# Trecho do texto:
>>>

A hipótese aqui colocada é que os árcades brasileiros tanto começam a
se colocar como sujeitos do conhecimento, pela sua própria formação científica e
intelectual, como sua poesia também começa a se libertar e se expandir,
absorvendo colorações novas a partir do contexto local e universal com que os
poetas interagem, sem que isso se faça necessariamente por intenção declarada e
consciente dos mesmos. Reinaldo Marques já chamava a atenção para a
consciência que os letrados mineiros possuíam do espaço urbano, como local
privilegiado do discurso poético, através do qual se fariam catalisadores dos vários
outros discursos que circunscrevem este espaço: político, jurídico, histórico,
geográfico... Ao registrarem, nos poemas, a paisagem física, humana e cultural da
sociedade mineira os árcades ultramarinos acabam conferindo um caráter científico
ou enciclopédico à sua poesia, em consonância com o buscado viés científico e
enciclopédico das demais academias do século XVIII, na Europa ou no Brasil. 4

(MARQUES, 2005)

<<<

# Dados extraídos:
>>>

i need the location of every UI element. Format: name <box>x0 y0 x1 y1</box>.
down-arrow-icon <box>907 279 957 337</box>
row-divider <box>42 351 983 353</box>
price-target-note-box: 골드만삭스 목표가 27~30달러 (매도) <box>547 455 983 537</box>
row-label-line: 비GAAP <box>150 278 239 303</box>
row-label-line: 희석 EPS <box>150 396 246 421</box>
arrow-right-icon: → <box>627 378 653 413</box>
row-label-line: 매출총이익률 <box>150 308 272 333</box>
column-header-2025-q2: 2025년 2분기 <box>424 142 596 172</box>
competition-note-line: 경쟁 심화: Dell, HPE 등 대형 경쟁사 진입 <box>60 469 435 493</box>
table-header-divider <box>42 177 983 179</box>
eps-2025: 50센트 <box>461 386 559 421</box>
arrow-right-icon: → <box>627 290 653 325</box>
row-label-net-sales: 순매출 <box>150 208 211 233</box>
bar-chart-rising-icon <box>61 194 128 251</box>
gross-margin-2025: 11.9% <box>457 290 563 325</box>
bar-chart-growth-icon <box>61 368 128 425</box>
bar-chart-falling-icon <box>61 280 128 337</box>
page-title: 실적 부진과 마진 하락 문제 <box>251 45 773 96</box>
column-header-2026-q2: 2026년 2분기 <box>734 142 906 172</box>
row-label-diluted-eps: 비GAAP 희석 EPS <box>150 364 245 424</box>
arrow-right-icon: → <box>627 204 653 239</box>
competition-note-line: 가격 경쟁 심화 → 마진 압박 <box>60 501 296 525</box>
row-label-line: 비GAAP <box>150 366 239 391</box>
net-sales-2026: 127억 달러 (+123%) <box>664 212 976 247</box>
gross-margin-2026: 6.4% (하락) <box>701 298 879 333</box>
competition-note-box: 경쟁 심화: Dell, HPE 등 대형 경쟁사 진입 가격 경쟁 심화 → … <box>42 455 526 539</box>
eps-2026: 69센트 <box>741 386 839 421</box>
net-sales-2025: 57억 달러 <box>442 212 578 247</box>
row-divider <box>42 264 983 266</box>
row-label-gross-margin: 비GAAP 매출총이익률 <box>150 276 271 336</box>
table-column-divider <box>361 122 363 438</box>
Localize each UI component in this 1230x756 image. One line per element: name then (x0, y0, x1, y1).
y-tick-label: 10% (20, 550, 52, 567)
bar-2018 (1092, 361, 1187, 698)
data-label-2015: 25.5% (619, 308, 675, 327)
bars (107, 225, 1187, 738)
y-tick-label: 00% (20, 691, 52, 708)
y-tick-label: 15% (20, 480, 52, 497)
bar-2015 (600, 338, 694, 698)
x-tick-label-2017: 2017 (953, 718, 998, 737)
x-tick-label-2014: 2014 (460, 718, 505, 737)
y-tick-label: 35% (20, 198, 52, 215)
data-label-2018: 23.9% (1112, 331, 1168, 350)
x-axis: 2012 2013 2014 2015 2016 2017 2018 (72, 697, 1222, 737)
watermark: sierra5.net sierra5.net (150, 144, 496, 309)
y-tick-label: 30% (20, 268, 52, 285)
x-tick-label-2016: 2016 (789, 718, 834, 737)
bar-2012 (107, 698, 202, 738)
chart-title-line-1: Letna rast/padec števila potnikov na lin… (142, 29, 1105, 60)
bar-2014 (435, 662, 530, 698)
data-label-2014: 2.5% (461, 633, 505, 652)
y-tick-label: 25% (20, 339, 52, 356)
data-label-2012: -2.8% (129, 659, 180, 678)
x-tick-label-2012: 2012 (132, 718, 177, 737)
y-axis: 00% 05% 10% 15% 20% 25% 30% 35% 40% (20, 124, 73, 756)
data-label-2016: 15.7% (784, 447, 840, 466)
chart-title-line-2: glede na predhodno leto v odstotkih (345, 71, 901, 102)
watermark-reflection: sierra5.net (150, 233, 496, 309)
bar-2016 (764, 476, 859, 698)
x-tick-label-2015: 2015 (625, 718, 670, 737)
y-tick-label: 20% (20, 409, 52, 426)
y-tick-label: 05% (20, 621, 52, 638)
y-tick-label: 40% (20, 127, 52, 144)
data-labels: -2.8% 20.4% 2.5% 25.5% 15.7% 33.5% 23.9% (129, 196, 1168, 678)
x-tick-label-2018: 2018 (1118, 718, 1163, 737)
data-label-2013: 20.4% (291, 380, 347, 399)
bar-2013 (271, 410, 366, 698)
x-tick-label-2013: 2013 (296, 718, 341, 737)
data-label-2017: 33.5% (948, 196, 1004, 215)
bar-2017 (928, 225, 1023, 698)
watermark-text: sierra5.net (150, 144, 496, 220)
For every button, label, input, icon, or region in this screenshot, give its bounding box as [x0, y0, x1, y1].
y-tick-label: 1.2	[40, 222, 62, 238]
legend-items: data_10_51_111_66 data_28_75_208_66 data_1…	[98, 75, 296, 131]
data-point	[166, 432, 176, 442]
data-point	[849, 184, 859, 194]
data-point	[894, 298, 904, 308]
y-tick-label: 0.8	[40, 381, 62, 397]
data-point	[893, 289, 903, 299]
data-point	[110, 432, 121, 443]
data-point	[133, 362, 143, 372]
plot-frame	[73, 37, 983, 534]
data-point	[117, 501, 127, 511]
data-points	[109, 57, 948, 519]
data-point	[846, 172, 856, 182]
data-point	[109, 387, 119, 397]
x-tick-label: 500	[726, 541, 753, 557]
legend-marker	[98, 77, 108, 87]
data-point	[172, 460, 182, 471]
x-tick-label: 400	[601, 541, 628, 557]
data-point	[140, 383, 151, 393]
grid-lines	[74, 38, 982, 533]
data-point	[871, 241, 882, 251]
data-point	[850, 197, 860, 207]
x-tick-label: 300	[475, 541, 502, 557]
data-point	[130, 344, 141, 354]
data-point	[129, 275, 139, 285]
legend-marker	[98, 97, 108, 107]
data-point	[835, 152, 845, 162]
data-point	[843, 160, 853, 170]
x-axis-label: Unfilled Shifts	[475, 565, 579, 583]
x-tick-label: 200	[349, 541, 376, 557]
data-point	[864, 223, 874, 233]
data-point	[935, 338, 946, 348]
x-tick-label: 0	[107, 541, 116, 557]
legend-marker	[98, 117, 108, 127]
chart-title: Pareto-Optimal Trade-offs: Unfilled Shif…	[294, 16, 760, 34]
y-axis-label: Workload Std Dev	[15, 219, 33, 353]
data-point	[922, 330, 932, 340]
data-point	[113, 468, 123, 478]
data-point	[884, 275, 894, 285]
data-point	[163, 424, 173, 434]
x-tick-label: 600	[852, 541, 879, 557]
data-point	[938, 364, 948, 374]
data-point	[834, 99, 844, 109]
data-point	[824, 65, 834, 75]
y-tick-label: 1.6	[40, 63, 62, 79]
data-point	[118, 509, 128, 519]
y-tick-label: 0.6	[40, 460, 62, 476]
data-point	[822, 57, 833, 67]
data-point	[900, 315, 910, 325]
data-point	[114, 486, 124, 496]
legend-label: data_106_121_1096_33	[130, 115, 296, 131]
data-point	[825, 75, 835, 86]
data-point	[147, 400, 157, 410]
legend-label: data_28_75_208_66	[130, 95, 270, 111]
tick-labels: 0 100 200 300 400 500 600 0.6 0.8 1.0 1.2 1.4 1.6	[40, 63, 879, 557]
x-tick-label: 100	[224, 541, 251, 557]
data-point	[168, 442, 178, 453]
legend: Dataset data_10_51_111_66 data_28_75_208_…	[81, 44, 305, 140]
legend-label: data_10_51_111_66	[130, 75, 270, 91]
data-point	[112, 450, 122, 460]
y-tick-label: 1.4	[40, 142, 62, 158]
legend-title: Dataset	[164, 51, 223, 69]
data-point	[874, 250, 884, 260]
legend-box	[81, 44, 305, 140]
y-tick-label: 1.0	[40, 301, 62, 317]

<<<

# Conjunto de tarefas:
1. Responda com base no trecho sobre os árcades mineiros:
(a) A partir de que contexto a poesia dos árcades absorve colorações novas?
(b) Quem chamava a atenção para a consciência que os letrados mineiros tinham do espaço urbano?
(c) Que discursos circunscrevem esse espaço, segundo o trecho?
2. De acordo com o trecho sobre os árcades mineiros, por que a poesia dos árcades ultramarinos adquire um caráter científico ou enciclopédico?
3. Escreva a continuação do trecho sobre os árcades mineiros, começando depois da última frase apresentada.
Os itens não têm relação com estas tarefas.

# Respostas por item:
1.
(a) A partir do contexto local e universal com que os poetas interagem.
(b) Reinaldo Marques.
(c) Os discursos político, jurídico, histórico e geográfico.

2. Os árcades registram nos poemas a paisagem física, humana e cultural da sociedade mineira, e isso confere à sua poesia um caráter científico ou enciclopédico. Esse caráter está em consonância com o viés científico e enciclopédico buscado pelas demais academias do século XVIII, na Europa ou no Brasil.

3.
Para se chegar mais próximo às singularidades da Arcádia Ultramarina,
em suas ligações internas e externas, particulares e universais, há a necessidade de
se operar nos poemas uma leitura oblíqua, subliminar, das entrelinhas, dos
ocultamentos, das citações implícitas, levando em conta também o poder de censura
da Real Mesa Censória, quando os textos fossem destinados a alguma publicação.
E lembrando sempre da vinculação orgânica entre os aspectos “internos” e
“externos” aos textos literários. Como ensina Antônio Cândido em “Literatura e

4- Tais registros podem ser fácil e fartamente encontrados nas Cartas Chilenas, de Gonzaga, ou no poema Vila
Rica, de Cláudio Manuel.
Sociedade”, tanto a visão da imposição dos fatores externos, quanto a visão de
independência da estrutura formal dos textos, se combinariam “como momentos
necessários do processo interpretativo”. Fatores externos aí, não poderiam ser
vistos “como causa, significado, mas como elementos que desempenham um papel
na constituição da estrutura, tornando-se, portanto, internos.” (CANDIDO, 2006, p.
14)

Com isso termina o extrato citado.